— Stated problem —
Your task is to transcribe all of the data below exactly, omitting the images.

(Rows from a dataset)
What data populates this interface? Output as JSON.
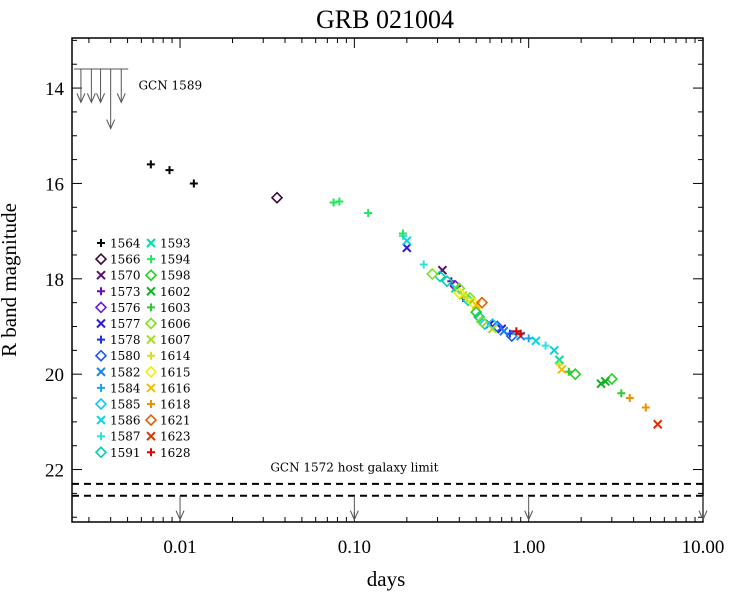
{
  "chart_data": {
    "type": "scatter",
    "title": "GRB 021004",
    "xlabel": "days",
    "ylabel": "R band magnitude",
    "x_scale": "log",
    "xlim": [
      0.0024,
      10.0
    ],
    "ylim": [
      23.1,
      12.95
    ],
    "x_ticks": [
      {
        "value": 0.01,
        "label": "0.01"
      },
      {
        "value": 0.1,
        "label": "0.10"
      },
      {
        "value": 1.0,
        "label": "1.00"
      },
      {
        "value": 10.0,
        "label": "10.00"
      }
    ],
    "y_ticks": [
      {
        "value": 14,
        "label": "14"
      },
      {
        "value": 16,
        "label": "16"
      },
      {
        "value": 18,
        "label": "18"
      },
      {
        "value": 20,
        "label": "20"
      },
      {
        "value": 22,
        "label": "22"
      }
    ],
    "legend_position": "left",
    "series": [
      {
        "name": "1564",
        "color": "#000000",
        "marker": "plus",
        "points": [
          [
            0.0068,
            15.6
          ],
          [
            0.0087,
            15.72
          ],
          [
            0.012,
            16.0
          ]
        ]
      },
      {
        "name": "1566",
        "color": "#3a0a3a",
        "marker": "diamond",
        "points": [
          [
            0.036,
            16.3
          ]
        ]
      },
      {
        "name": "1570",
        "color": "#5a0f6e",
        "marker": "x",
        "points": [
          [
            0.32,
            17.82
          ]
        ]
      },
      {
        "name": "1573",
        "color": "#6a0dad",
        "marker": "plus",
        "points": [
          [
            0.36,
            18.05
          ]
        ]
      },
      {
        "name": "1576",
        "color": "#6a1bd8",
        "marker": "diamond",
        "points": [
          [
            0.38,
            18.15
          ]
        ]
      },
      {
        "name": "1577",
        "color": "#2a1ad8",
        "marker": "x",
        "points": [
          [
            0.2,
            17.35
          ],
          [
            0.6,
            18.95
          ],
          [
            0.7,
            19.05
          ]
        ]
      },
      {
        "name": "1578",
        "color": "#1a2ee8",
        "marker": "plus",
        "points": [
          [
            0.42,
            18.4
          ],
          [
            0.78,
            19.15
          ]
        ]
      },
      {
        "name": "1580",
        "color": "#1a56f0",
        "marker": "diamond",
        "points": [
          [
            0.66,
            19.0
          ],
          [
            0.8,
            19.2
          ]
        ]
      },
      {
        "name": "1582",
        "color": "#1a80f0",
        "marker": "x",
        "points": [
          [
            0.72,
            19.1
          ],
          [
            0.9,
            19.2
          ]
        ]
      },
      {
        "name": "1584",
        "color": "#1aa4f0",
        "marker": "plus",
        "points": [
          [
            0.85,
            19.15
          ],
          [
            1.0,
            19.25
          ]
        ]
      },
      {
        "name": "1585",
        "color": "#1ac6f0",
        "marker": "diamond",
        "points": [
          [
            0.56,
            18.95
          ],
          [
            0.62,
            18.95
          ]
        ]
      },
      {
        "name": "1586",
        "color": "#00d8e0",
        "marker": "x",
        "points": [
          [
            0.2,
            17.2
          ],
          [
            1.1,
            19.3
          ],
          [
            1.4,
            19.5
          ]
        ]
      },
      {
        "name": "1587",
        "color": "#30e0e0",
        "marker": "plus",
        "points": [
          [
            0.19,
            17.1
          ],
          [
            0.25,
            17.7
          ],
          [
            1.25,
            19.4
          ]
        ]
      },
      {
        "name": "1591",
        "color": "#00d0b0",
        "marker": "diamond",
        "points": [
          [
            0.31,
            17.95
          ],
          [
            0.34,
            18.05
          ],
          [
            0.45,
            18.45
          ],
          [
            0.52,
            18.8
          ]
        ]
      },
      {
        "name": "1593",
        "color": "#00e0a0",
        "marker": "x",
        "points": [
          [
            0.38,
            18.2
          ],
          [
            1.5,
            19.7
          ]
        ]
      },
      {
        "name": "1594",
        "color": "#20e860",
        "marker": "plus",
        "points": [
          [
            0.076,
            16.4
          ],
          [
            0.082,
            16.38
          ],
          [
            0.12,
            16.62
          ],
          [
            0.19,
            17.05
          ]
        ]
      },
      {
        "name": "1598",
        "color": "#20d020",
        "marker": "diamond",
        "points": [
          [
            0.5,
            18.7
          ],
          [
            1.85,
            20.0
          ],
          [
            3.0,
            20.1
          ]
        ]
      },
      {
        "name": "1602",
        "color": "#10b020",
        "marker": "x",
        "points": [
          [
            2.6,
            20.2
          ],
          [
            2.75,
            20.15
          ]
        ]
      },
      {
        "name": "1603",
        "color": "#30c830",
        "marker": "plus",
        "points": [
          [
            1.7,
            19.95
          ],
          [
            3.4,
            20.4
          ]
        ]
      },
      {
        "name": "1606",
        "color": "#80e020",
        "marker": "diamond",
        "points": [
          [
            0.28,
            17.9
          ],
          [
            0.4,
            18.2
          ],
          [
            0.46,
            18.4
          ],
          [
            0.54,
            18.9
          ]
        ]
      },
      {
        "name": "1607",
        "color": "#a0e020",
        "marker": "x",
        "points": [
          [
            0.42,
            18.35
          ],
          [
            0.62,
            19.05
          ]
        ]
      },
      {
        "name": "1614",
        "color": "#d8e020",
        "marker": "plus",
        "points": [
          [
            0.44,
            18.4
          ],
          [
            1.5,
            19.8
          ]
        ]
      },
      {
        "name": "1615",
        "color": "#f0f000",
        "marker": "diamond",
        "points": [
          [
            0.4,
            18.3
          ],
          [
            0.48,
            18.5
          ]
        ]
      },
      {
        "name": "1616",
        "color": "#f0c000",
        "marker": "x",
        "points": [
          [
            0.5,
            18.55
          ],
          [
            1.55,
            19.9
          ]
        ]
      },
      {
        "name": "1618",
        "color": "#f09000",
        "marker": "plus",
        "points": [
          [
            3.8,
            20.5
          ],
          [
            4.7,
            20.7
          ]
        ]
      },
      {
        "name": "1621",
        "color": "#e06000",
        "marker": "diamond",
        "points": [
          [
            0.54,
            18.5
          ]
        ]
      },
      {
        "name": "1623",
        "color": "#e03000",
        "marker": "x",
        "points": [
          [
            5.5,
            21.05
          ]
        ]
      },
      {
        "name": "1628",
        "color": "#e00000",
        "marker": "plus",
        "points": [
          [
            0.85,
            19.1
          ],
          [
            0.9,
            19.15
          ]
        ]
      }
    ],
    "annotations": [
      {
        "text": "GCN 1589",
        "x": 0.0048,
        "y": 13.95
      },
      {
        "text": "GCN 1572 host galaxy limit",
        "x": 0.1,
        "y": 22.0
      }
    ],
    "limits": {
      "gcn1589_upper_limits": [
        {
          "x": 0.0027,
          "y_from": 13.6,
          "y_to": 14.3
        },
        {
          "x": 0.0031,
          "y_from": 13.6,
          "y_to": 14.3
        },
        {
          "x": 0.0035,
          "y_from": 13.6,
          "y_to": 14.3
        },
        {
          "x": 0.004,
          "y_from": 13.6,
          "y_to": 14.85
        },
        {
          "x": 0.0046,
          "y_from": 13.6,
          "y_to": 14.3
        }
      ],
      "host_galaxy_limit_lines": [
        22.3,
        22.55
      ],
      "host_galaxy_arrows": [
        0.01,
        0.1,
        1.0,
        10.0
      ]
    }
  }
}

— Solution below —
What data populates this interface? Output as JSON.
{
  "chart_data": {
    "type": "scatter",
    "title": "GRB 021004",
    "xlabel": "days",
    "ylabel": "R band magnitude",
    "x_scale": "log",
    "xlim": [
      0.0024,
      10.0
    ],
    "ylim": [
      23.1,
      12.95
    ],
    "x_ticks": [
      {
        "value": 0.01,
        "label": "0.01"
      },
      {
        "value": 0.1,
        "label": "0.10"
      },
      {
        "value": 1.0,
        "label": "1.00"
      },
      {
        "value": 10.0,
        "label": "10.00"
      }
    ],
    "y_ticks": [
      {
        "value": 14,
        "label": "14"
      },
      {
        "value": 16,
        "label": "16"
      },
      {
        "value": 18,
        "label": "18"
      },
      {
        "value": 20,
        "label": "20"
      },
      {
        "value": 22,
        "label": "22"
      }
    ],
    "legend_position": "left",
    "series": [
      {
        "name": "1564",
        "color": "#000000",
        "marker": "plus",
        "points": [
          [
            0.0068,
            15.6
          ],
          [
            0.0087,
            15.72
          ],
          [
            0.012,
            16.0
          ]
        ]
      },
      {
        "name": "1566",
        "color": "#3a0a3a",
        "marker": "diamond",
        "points": [
          [
            0.036,
            16.3
          ]
        ]
      },
      {
        "name": "1570",
        "color": "#5a0f6e",
        "marker": "x",
        "points": [
          [
            0.32,
            17.82
          ]
        ]
      },
      {
        "name": "1573",
        "color": "#6a0dad",
        "marker": "plus",
        "points": [
          [
            0.36,
            18.05
          ]
        ]
      },
      {
        "name": "1576",
        "color": "#6a1bd8",
        "marker": "diamond",
        "points": [
          [
            0.38,
            18.15
          ]
        ]
      },
      {
        "name": "1577",
        "color": "#2a1ad8",
        "marker": "x",
        "points": [
          [
            0.2,
            17.35
          ],
          [
            0.6,
            18.95
          ],
          [
            0.7,
            19.05
          ]
        ]
      },
      {
        "name": "1578",
        "color": "#1a2ee8",
        "marker": "plus",
        "points": [
          [
            0.42,
            18.4
          ],
          [
            0.78,
            19.15
          ]
        ]
      },
      {
        "name": "1580",
        "color": "#1a56f0",
        "marker": "diamond",
        "points": [
          [
            0.66,
            19.0
          ],
          [
            0.8,
            19.2
          ]
        ]
      },
      {
        "name": "1582",
        "color": "#1a80f0",
        "marker": "x",
        "points": [
          [
            0.72,
            19.1
          ],
          [
            0.9,
            19.2
          ]
        ]
      },
      {
        "name": "1584",
        "color": "#1aa4f0",
        "marker": "plus",
        "points": [
          [
            0.85,
            19.15
          ],
          [
            1.0,
            19.25
          ]
        ]
      },
      {
        "name": "1585",
        "color": "#1ac6f0",
        "marker": "diamond",
        "points": [
          [
            0.56,
            18.95
          ],
          [
            0.62,
            18.95
          ]
        ]
      },
      {
        "name": "1586",
        "color": "#00d8e0",
        "marker": "x",
        "points": [
          [
            0.2,
            17.2
          ],
          [
            1.1,
            19.3
          ],
          [
            1.4,
            19.5
          ]
        ]
      },
      {
        "name": "1587",
        "color": "#30e0e0",
        "marker": "plus",
        "points": [
          [
            0.19,
            17.1
          ],
          [
            0.25,
            17.7
          ],
          [
            1.25,
            19.4
          ]
        ]
      },
      {
        "name": "1591",
        "color": "#00d0b0",
        "marker": "diamond",
        "points": [
          [
            0.31,
            17.95
          ],
          [
            0.34,
            18.05
          ],
          [
            0.45,
            18.45
          ],
          [
            0.52,
            18.8
          ]
        ]
      },
      {
        "name": "1593",
        "color": "#00e0a0",
        "marker": "x",
        "points": [
          [
            0.38,
            18.2
          ],
          [
            1.5,
            19.7
          ]
        ]
      },
      {
        "name": "1594",
        "color": "#20e860",
        "marker": "plus",
        "points": [
          [
            0.076,
            16.4
          ],
          [
            0.082,
            16.38
          ],
          [
            0.12,
            16.62
          ],
          [
            0.19,
            17.05
          ]
        ]
      },
      {
        "name": "1598",
        "color": "#20d020",
        "marker": "diamond",
        "points": [
          [
            0.5,
            18.7
          ],
          [
            1.85,
            20.0
          ],
          [
            3.0,
            20.1
          ]
        ]
      },
      {
        "name": "1602",
        "color": "#10b020",
        "marker": "x",
        "points": [
          [
            2.6,
            20.2
          ],
          [
            2.75,
            20.15
          ]
        ]
      },
      {
        "name": "1603",
        "color": "#30c830",
        "marker": "plus",
        "points": [
          [
            1.7,
            19.95
          ],
          [
            3.4,
            20.4
          ]
        ]
      },
      {
        "name": "1606",
        "color": "#80e020",
        "marker": "diamond",
        "points": [
          [
            0.28,
            17.9
          ],
          [
            0.4,
            18.2
          ],
          [
            0.46,
            18.4
          ],
          [
            0.54,
            18.9
          ]
        ]
      },
      {
        "name": "1607",
        "color": "#a0e020",
        "marker": "x",
        "points": [
          [
            0.42,
            18.35
          ],
          [
            0.62,
            19.05
          ]
        ]
      },
      {
        "name": "1614",
        "color": "#d8e020",
        "marker": "plus",
        "points": [
          [
            0.44,
            18.4
          ],
          [
            1.5,
            19.8
          ]
        ]
      },
      {
        "name": "1615",
        "color": "#f0f000",
        "marker": "diamond",
        "points": [
          [
            0.4,
            18.3
          ],
          [
            0.48,
            18.5
          ]
        ]
      },
      {
        "name": "1616",
        "color": "#f0c000",
        "marker": "x",
        "points": [
          [
            0.5,
            18.55
          ],
          [
            1.55,
            19.9
          ]
        ]
      },
      {
        "name": "1618",
        "color": "#f09000",
        "marker": "plus",
        "points": [
          [
            3.8,
            20.5
          ],
          [
            4.7,
            20.7
          ]
        ]
      },
      {
        "name": "1621",
        "color": "#e06000",
        "marker": "diamond",
        "points": [
          [
            0.54,
            18.5
          ]
        ]
      },
      {
        "name": "1623",
        "color": "#e03000",
        "marker": "x",
        "points": [
          [
            5.5,
            21.05
          ]
        ]
      },
      {
        "name": "1628",
        "color": "#e00000",
        "marker": "plus",
        "points": [
          [
            0.85,
            19.1
          ],
          [
            0.9,
            19.15
          ]
        ]
      }
    ],
    "annotations": [
      {
        "text": "GCN 1589",
        "x": 0.0048,
        "y": 13.95
      },
      {
        "text": "GCN 1572 host galaxy limit",
        "x": 0.1,
        "y": 22.0
      }
    ],
    "limits": {
      "gcn1589_upper_limits": [
        {
          "x": 0.0027,
          "y_from": 13.6,
          "y_to": 14.3
        },
        {
          "x": 0.0031,
          "y_from": 13.6,
          "y_to": 14.3
        },
        {
          "x": 0.0035,
          "y_from": 13.6,
          "y_to": 14.3
        },
        {
          "x": 0.004,
          "y_from": 13.6,
          "y_to": 14.85
        },
        {
          "x": 0.0046,
          "y_from": 13.6,
          "y_to": 14.3
        }
      ],
      "host_galaxy_limit_lines": [
        22.3,
        22.55
      ],
      "host_galaxy_arrows": [
        0.01,
        0.1,
        1.0,
        10.0
      ]
    }
  }
}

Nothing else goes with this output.